- _EXERCISE AIM_:
Beneath this task is a listing. State how many of its lines include the string "Average", giving nothing but the number.

- _GIVEN RECORDS_:
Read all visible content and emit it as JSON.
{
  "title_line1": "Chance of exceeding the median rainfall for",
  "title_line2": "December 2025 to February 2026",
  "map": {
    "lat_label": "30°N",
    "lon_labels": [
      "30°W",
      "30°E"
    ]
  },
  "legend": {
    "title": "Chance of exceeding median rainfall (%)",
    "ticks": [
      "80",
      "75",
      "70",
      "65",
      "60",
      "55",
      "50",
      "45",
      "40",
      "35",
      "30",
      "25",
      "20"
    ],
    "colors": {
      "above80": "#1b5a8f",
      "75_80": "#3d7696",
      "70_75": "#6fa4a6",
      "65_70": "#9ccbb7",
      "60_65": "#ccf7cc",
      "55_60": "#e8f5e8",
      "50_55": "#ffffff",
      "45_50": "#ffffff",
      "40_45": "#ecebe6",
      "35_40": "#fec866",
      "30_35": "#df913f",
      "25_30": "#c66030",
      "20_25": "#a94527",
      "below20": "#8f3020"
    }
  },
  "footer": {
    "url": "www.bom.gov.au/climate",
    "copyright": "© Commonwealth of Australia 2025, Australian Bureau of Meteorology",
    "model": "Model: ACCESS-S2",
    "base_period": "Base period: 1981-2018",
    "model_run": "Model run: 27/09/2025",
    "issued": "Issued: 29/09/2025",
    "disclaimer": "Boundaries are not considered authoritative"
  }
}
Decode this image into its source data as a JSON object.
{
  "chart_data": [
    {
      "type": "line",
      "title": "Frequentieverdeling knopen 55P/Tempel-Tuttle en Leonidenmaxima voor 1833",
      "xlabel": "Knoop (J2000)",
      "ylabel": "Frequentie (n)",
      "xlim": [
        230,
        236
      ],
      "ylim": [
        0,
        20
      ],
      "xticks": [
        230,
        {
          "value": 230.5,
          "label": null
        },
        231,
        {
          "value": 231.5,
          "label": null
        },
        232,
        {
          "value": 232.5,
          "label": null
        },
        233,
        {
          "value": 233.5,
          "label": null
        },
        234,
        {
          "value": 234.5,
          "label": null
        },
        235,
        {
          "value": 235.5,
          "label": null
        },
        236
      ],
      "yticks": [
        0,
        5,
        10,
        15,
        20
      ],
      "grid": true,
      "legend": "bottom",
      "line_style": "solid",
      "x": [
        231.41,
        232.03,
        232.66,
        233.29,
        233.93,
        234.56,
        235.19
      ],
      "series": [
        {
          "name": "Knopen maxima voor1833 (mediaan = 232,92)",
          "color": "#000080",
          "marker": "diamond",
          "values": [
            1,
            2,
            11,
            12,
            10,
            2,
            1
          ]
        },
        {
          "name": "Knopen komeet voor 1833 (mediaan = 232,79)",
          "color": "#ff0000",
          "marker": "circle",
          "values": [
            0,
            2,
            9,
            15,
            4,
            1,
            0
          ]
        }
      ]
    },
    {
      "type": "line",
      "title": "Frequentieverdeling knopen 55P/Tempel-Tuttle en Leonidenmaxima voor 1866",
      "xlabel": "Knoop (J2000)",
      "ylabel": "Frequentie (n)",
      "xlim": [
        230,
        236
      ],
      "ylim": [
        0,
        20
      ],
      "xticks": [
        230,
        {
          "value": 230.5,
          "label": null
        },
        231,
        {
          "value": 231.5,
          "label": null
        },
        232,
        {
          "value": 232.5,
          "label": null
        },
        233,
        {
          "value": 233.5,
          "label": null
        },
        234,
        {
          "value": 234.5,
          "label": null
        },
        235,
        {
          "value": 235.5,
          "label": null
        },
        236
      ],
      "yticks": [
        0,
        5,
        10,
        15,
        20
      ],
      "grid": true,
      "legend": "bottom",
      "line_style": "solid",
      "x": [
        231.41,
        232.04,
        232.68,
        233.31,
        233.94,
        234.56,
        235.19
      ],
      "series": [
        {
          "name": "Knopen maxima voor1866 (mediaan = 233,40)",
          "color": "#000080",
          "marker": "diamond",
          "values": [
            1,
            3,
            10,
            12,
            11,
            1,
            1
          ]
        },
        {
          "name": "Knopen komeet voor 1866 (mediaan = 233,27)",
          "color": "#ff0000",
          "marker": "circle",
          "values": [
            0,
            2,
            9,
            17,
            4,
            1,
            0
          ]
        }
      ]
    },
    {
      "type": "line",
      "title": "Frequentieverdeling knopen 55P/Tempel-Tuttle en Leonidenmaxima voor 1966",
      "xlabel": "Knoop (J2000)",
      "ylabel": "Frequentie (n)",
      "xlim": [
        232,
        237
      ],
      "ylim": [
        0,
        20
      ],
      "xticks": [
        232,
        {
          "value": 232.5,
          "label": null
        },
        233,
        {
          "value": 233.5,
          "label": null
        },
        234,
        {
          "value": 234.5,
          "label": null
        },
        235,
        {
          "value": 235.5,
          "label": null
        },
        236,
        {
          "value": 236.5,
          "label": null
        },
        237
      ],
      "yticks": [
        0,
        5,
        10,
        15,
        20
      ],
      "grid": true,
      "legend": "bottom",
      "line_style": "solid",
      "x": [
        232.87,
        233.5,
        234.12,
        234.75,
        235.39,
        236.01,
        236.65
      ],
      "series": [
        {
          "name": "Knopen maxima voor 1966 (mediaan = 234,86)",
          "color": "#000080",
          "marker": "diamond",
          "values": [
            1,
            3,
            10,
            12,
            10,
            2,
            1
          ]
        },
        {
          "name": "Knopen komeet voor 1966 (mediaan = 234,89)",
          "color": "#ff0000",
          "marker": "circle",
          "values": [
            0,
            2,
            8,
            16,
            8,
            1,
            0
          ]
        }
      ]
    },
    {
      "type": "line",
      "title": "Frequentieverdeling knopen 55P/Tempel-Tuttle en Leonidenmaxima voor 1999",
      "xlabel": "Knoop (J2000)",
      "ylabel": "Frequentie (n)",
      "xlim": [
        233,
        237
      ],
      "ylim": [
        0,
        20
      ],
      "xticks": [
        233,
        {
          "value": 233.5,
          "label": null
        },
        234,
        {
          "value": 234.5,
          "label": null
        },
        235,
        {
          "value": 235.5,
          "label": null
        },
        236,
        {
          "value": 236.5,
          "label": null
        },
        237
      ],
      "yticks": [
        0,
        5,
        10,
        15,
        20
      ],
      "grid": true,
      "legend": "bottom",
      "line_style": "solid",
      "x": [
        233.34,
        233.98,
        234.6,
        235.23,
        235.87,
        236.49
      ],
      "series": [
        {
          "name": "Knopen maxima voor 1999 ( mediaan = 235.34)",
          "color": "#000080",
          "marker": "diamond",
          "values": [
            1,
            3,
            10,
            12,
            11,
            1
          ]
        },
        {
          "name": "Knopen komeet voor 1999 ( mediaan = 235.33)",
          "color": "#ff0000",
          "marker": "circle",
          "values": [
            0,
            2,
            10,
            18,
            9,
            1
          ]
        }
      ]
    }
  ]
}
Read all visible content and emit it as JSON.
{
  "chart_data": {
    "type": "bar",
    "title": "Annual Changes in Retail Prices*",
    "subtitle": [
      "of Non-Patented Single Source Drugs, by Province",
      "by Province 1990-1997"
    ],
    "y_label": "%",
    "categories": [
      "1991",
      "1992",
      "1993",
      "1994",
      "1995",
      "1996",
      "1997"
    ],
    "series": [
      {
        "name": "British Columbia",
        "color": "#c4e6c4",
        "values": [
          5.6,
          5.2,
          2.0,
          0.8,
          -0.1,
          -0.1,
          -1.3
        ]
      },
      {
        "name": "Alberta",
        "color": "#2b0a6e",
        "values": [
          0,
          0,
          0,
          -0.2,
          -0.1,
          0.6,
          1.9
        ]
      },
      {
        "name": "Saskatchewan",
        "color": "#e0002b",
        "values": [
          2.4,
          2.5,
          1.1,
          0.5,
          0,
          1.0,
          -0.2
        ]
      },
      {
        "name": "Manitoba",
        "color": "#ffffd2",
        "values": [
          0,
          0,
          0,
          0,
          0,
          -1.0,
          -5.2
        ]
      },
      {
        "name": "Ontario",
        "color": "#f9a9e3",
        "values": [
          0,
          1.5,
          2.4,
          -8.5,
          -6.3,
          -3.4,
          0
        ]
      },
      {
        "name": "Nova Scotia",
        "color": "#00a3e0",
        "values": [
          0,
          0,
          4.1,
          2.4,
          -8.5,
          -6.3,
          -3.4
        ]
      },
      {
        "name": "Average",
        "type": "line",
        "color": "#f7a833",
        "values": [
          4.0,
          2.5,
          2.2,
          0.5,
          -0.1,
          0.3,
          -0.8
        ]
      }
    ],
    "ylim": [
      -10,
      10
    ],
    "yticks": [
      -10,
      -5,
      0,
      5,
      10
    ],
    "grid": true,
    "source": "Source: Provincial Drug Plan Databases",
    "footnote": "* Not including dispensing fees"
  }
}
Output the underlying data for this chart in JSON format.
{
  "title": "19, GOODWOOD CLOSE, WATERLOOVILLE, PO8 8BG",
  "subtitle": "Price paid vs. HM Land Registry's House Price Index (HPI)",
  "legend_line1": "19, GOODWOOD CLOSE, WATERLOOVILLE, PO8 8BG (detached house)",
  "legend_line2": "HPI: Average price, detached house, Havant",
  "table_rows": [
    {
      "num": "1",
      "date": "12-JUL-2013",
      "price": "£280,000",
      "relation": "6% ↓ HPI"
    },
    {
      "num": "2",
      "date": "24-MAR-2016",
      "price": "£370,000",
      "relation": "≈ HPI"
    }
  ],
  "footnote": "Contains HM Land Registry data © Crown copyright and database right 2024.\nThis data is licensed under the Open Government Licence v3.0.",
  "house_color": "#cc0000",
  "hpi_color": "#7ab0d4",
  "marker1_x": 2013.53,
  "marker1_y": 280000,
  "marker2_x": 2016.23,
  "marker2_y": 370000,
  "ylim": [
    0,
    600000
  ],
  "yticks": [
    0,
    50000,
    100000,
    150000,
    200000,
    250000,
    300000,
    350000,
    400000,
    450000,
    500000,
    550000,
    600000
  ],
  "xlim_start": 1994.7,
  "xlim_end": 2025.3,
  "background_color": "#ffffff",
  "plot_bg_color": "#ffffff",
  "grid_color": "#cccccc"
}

- _WRITTEN SOLUTION_:
2